- PASSAGE FOR REVIEW -
************
Hi @Bazziil , in my topic mentioned by you, from what you have read they are working to solve this problem and will release an update, as I think it is a bit of a stretch to use this tracker.
I can recommend for the moment to use the tracking version of visionworks with cuda and the same as the VPI algorithm, only the library changes…

CUDA Layer Object Tracker Sample App

you can find everything in the VisionWorks documentation and the examples on the board.

Hi @saromano ,
I have tried the sample “nvm_sample_object_tracker_nvxcu” in VisionWorks 1.6. Are you talking about this one ?
As i said, the bounding box size shouldn’t be a problem for me, but thanks for your recommendation, this will be a backup solution for me.


Although it need to convert the image into grayscale for the KLT tracker.
You can still use the original color image for other processing like warping.

For Small size bbox KLT Feature Tracker, do you have a sequence for the big bbox use case?


Hi AastaLLL,

Although it need to convert the image into grayscale for the KLT tracker.

I know that, the saved frame will be grayscale unless i modify the code and add the bounding box onto the initial image.

For Small size bbox KLT Feature Tracker do you have a sequence for the big bbox use case?
************
(Data extracted from a collection)
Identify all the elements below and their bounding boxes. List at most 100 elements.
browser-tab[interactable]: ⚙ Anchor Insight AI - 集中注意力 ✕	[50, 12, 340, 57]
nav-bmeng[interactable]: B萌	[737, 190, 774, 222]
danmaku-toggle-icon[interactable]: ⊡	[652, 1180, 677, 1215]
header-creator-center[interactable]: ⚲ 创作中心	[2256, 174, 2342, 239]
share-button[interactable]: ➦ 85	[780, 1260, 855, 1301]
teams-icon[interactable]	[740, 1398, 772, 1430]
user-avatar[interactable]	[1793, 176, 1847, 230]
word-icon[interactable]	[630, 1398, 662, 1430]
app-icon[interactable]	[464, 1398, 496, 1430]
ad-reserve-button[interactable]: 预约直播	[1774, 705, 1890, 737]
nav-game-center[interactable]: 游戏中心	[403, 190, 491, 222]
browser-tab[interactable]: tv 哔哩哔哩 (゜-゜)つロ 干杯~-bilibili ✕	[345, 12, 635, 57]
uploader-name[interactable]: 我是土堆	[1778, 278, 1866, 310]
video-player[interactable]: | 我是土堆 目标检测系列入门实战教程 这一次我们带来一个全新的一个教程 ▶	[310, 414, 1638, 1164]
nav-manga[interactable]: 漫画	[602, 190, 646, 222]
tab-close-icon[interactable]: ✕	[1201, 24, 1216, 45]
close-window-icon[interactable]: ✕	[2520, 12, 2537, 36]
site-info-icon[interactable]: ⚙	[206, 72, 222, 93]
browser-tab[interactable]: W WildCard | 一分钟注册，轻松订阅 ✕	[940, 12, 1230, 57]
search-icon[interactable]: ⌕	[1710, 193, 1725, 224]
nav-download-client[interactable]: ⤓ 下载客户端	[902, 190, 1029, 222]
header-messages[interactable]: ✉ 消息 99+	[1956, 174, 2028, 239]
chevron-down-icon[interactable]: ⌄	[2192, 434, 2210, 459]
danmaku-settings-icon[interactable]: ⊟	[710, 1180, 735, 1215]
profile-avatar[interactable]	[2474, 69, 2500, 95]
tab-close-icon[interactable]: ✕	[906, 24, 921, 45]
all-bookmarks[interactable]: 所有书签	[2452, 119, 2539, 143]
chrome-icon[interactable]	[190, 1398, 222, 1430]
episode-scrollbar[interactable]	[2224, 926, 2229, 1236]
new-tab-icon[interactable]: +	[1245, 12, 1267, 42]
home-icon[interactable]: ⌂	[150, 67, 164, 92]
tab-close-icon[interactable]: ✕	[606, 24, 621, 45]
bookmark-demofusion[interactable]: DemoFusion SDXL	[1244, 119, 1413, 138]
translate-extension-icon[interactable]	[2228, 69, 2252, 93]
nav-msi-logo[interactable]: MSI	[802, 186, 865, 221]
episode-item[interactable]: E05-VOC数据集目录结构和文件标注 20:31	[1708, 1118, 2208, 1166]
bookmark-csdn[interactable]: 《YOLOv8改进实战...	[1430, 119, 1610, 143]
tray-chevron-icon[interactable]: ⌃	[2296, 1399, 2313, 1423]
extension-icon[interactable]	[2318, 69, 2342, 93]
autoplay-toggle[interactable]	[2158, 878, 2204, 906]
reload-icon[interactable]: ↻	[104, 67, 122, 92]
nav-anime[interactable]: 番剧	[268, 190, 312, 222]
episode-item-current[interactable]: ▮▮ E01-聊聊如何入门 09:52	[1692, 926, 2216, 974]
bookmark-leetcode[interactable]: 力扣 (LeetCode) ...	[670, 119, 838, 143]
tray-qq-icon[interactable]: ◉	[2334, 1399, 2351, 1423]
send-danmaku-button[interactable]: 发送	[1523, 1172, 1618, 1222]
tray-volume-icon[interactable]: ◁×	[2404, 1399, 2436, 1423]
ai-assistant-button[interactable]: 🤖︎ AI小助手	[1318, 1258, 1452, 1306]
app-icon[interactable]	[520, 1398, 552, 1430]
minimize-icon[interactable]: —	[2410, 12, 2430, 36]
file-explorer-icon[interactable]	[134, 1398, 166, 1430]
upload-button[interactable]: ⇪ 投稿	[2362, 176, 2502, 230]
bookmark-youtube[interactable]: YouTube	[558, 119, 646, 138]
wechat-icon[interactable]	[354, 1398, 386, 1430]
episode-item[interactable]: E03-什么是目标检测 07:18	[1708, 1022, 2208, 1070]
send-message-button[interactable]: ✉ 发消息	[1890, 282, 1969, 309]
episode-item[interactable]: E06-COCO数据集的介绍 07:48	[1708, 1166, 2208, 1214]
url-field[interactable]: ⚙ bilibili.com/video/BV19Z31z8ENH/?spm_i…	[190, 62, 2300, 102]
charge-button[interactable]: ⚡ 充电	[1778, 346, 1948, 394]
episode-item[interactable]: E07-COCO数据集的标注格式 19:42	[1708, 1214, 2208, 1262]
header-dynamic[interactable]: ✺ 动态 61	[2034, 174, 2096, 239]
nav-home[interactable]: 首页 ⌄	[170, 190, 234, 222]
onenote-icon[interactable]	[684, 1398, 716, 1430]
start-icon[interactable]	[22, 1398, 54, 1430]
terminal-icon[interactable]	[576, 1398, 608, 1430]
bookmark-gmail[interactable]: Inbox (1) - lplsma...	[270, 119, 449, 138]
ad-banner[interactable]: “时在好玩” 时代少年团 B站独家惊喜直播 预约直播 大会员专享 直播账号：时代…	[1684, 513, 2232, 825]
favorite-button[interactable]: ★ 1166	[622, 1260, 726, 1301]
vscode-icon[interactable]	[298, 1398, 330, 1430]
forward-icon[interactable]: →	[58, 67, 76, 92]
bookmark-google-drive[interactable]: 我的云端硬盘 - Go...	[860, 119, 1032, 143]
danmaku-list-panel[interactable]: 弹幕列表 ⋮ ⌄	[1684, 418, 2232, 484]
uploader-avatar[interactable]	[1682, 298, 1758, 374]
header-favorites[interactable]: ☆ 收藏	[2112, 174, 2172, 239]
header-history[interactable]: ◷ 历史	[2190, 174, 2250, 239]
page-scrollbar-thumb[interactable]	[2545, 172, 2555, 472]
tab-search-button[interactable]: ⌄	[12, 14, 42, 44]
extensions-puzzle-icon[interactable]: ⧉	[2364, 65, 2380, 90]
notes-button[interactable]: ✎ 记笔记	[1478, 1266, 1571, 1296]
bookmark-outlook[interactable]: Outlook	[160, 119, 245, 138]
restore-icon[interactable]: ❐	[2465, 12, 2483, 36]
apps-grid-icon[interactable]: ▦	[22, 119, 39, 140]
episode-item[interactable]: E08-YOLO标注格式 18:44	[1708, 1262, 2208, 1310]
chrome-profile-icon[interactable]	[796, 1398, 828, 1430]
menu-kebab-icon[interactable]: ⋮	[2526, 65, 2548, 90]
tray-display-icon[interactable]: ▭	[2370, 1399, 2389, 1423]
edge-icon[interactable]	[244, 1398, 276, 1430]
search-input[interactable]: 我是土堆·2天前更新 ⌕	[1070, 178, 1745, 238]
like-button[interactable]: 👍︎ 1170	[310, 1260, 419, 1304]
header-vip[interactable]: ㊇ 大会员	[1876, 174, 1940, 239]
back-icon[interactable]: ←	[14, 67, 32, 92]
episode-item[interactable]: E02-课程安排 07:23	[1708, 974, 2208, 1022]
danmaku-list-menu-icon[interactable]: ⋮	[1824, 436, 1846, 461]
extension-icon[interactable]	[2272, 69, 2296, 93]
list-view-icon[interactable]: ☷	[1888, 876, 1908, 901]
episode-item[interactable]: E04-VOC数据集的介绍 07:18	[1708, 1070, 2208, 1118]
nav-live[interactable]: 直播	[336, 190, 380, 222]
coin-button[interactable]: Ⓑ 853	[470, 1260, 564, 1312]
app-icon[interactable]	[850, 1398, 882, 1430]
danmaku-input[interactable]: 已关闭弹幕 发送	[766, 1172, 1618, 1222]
************
- WORK REQUIRED -
Please return the part of the forum thread on object tracking from "As i said, the" up to and including "the initial image.", copied word for word.

- RESPONSE TO THE TASK -
As i said, the bounding box size shouldn’t be a problem for me, but thanks for your recommendation, this will be a backup solution for me.


Although it need to convert the image into grayscale for the KLT tracker.
You can still use the original color image for other processing like warping.

For Small size bbox KLT Feature Tracker, do you have a sequence for the big bbox use case?


Hi AastaLLL,

Although it need to convert the image into grayscale for the KLT tracker.

I know that, the saved frame will be grayscale unless i modify the code and add the bounding box onto the initial image.